== Set exercise ==
State only the number of lines that include "TrueType".

==== The input ====

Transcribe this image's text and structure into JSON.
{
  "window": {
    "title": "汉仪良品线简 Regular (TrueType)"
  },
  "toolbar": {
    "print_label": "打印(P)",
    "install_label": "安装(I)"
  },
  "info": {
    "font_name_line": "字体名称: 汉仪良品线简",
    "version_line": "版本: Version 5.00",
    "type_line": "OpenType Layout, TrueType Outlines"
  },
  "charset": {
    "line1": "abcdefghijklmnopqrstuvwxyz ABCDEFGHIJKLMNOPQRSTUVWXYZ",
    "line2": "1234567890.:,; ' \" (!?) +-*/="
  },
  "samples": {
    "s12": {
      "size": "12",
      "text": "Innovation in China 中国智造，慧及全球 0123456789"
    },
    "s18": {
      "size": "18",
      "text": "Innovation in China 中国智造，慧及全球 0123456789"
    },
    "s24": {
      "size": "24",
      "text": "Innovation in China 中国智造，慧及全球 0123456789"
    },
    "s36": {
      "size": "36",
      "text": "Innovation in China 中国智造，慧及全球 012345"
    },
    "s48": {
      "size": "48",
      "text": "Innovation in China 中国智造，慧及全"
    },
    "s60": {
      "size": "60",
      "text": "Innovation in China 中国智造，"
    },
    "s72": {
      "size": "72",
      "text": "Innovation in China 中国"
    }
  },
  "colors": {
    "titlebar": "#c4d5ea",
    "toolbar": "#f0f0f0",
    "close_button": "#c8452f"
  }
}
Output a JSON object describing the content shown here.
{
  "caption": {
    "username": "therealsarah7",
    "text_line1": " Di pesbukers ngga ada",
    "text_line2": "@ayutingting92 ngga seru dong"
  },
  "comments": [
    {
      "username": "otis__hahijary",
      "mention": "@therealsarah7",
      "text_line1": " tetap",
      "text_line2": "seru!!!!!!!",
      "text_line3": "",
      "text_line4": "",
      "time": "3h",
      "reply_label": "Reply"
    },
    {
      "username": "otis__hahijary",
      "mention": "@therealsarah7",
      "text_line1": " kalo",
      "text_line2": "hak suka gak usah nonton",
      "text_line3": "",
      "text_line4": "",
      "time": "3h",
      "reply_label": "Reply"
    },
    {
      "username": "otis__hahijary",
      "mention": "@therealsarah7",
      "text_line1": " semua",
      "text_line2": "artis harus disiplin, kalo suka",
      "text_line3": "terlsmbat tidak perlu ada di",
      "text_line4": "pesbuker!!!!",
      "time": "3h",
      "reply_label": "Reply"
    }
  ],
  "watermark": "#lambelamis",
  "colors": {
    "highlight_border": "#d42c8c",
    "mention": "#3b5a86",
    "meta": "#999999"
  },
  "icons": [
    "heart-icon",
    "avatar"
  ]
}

====

== Answer to this task ==
2